GIVEN TASK: All records are to be retyped faithfully and completely.

EXERCISE DATA:
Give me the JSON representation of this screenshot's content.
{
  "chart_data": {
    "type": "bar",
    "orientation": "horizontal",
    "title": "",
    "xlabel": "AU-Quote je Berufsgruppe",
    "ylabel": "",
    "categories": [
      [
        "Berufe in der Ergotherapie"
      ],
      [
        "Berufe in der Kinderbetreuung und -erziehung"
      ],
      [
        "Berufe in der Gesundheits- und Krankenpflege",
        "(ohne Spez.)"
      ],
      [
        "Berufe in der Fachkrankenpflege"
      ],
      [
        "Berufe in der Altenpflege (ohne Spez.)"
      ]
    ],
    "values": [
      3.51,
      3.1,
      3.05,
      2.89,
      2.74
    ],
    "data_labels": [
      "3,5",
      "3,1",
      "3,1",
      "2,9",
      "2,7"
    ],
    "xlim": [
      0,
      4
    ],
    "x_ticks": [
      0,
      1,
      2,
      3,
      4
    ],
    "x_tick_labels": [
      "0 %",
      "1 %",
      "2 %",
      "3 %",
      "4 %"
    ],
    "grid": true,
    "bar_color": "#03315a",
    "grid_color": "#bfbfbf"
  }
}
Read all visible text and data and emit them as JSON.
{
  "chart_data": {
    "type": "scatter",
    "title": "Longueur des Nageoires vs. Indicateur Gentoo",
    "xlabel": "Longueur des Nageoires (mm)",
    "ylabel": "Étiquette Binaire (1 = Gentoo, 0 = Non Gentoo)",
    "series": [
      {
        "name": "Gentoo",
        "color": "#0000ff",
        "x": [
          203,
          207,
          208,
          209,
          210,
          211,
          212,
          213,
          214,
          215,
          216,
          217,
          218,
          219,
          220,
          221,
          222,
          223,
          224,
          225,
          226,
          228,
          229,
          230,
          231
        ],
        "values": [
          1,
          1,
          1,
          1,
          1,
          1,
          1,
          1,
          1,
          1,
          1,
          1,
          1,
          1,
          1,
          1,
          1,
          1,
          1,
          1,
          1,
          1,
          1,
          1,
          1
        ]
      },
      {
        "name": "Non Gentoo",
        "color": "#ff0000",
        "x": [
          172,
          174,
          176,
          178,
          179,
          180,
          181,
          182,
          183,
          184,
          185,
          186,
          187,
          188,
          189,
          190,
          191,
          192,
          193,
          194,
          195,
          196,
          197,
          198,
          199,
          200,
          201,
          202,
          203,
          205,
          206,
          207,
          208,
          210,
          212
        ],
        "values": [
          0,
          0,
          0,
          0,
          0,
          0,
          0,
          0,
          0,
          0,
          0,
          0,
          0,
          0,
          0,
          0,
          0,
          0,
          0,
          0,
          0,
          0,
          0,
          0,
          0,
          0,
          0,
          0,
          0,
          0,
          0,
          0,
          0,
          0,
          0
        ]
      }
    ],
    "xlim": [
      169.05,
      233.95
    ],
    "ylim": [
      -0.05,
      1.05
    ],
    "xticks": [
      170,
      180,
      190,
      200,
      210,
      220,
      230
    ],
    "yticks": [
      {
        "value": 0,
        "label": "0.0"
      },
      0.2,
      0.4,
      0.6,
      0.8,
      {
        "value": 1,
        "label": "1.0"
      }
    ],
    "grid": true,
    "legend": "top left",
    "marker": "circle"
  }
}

THE COMPLETED TASK:
Give me the JSON representation of this screenshot's content.
{
  "chart_data": {
    "type": "bar",
    "orientation": "horizontal",
    "title": "",
    "xlabel": "AU-Quote je Berufsgruppe",
    "ylabel": "",
    "categories": [
      [
        "Berufe in der Ergotherapie"
      ],
      [
        "Berufe in der Kinderbetreuung und -erziehung"
      ],
      [
        "Berufe in der Gesundheits- und Krankenpflege",
        "(ohne Spez.)"
      ],
      [
        "Berufe in der Fachkrankenpflege"
      ],
      [
        "Berufe in der Altenpflege (ohne Spez.)"
      ]
    ],
    "values": [
      3.51,
      3.1,
      3.05,
      2.89,
      2.74
    ],
    "data_labels": [
      "3,5",
      "3,1",
      "3,1",
      "2,9",
      "2,7"
    ],
    "xlim": [
      0,
      4
    ],
    "x_ticks": [
      0,
      1,
      2,
      3,
      4
    ],
    "x_tick_labels": [
      "0 %",
      "1 %",
      "2 %",
      "3 %",
      "4 %"
    ],
    "grid": true,
    "bar_color": "#03315a",
    "grid_color": "#bfbfbf"
  }
}
Read all visible text and data and emit them as JSON.
{
  "chart_data": {
    "type": "scatter",
    "title": "Longueur des Nageoires vs. Indicateur Gentoo",
    "xlabel": "Longueur des Nageoires (mm)",
    "ylabel": "Étiquette Binaire (1 = Gentoo, 0 = Non Gentoo)",
    "series": [
      {
        "name": "Gentoo",
        "color": "#0000ff",
        "x": [
          203,
          207,
          208,
          209,
          210,
          211,
          212,
          213,
          214,
          215,
          216,
          217,
          218,
          219,
          220,
          221,
          222,
          223,
          224,
          225,
          226,
          228,
          229,
          230,
          231
        ],
        "values": [
          1,
          1,
          1,
          1,
          1,
          1,
          1,
          1,
          1,
          1,
          1,
          1,
          1,
          1,
          1,
          1,
          1,
          1,
          1,
          1,
          1,
          1,
          1,
          1,
          1
        ]
      },
      {
        "name": "Non Gentoo",
        "color": "#ff0000",
        "x": [
          172,
          174,
          176,
          178,
          179,
          180,
          181,
          182,
          183,
          184,
          185,
          186,
          187,
          188,
          189,
          190,
          191,
          192,
          193,
          194,
          195,
          196,
          197,
          198,
          199,
          200,
          201,
          202,
          203,
          205,
          206,
          207,
          208,
          210,
          212
        ],
        "values": [
          0,
          0,
          0,
          0,
          0,
          0,
          0,
          0,
          0,
          0,
          0,
          0,
          0,
          0,
          0,
          0,
          0,
          0,
          0,
          0,
          0,
          0,
          0,
          0,
          0,
          0,
          0,
          0,
          0,
          0,
          0,
          0,
          0,
          0,
          0
        ]
      }
    ],
    "xlim": [
      169.05,
      233.95
    ],
    "ylim": [
      -0.05,
      1.05
    ],
    "xticks": [
      170,
      180,
      190,
      200,
      210,
      220,
      230
    ],
    "yticks": [
      {
        "value": 0,
        "label": "0.0"
      },
      0.2,
      0.4,
      0.6,
      0.8,
      {
        "value": 1,
        "label": "1.0"
      }
    ],
    "grid": true,
    "legend": "top left",
    "marker": "circle"
  }
}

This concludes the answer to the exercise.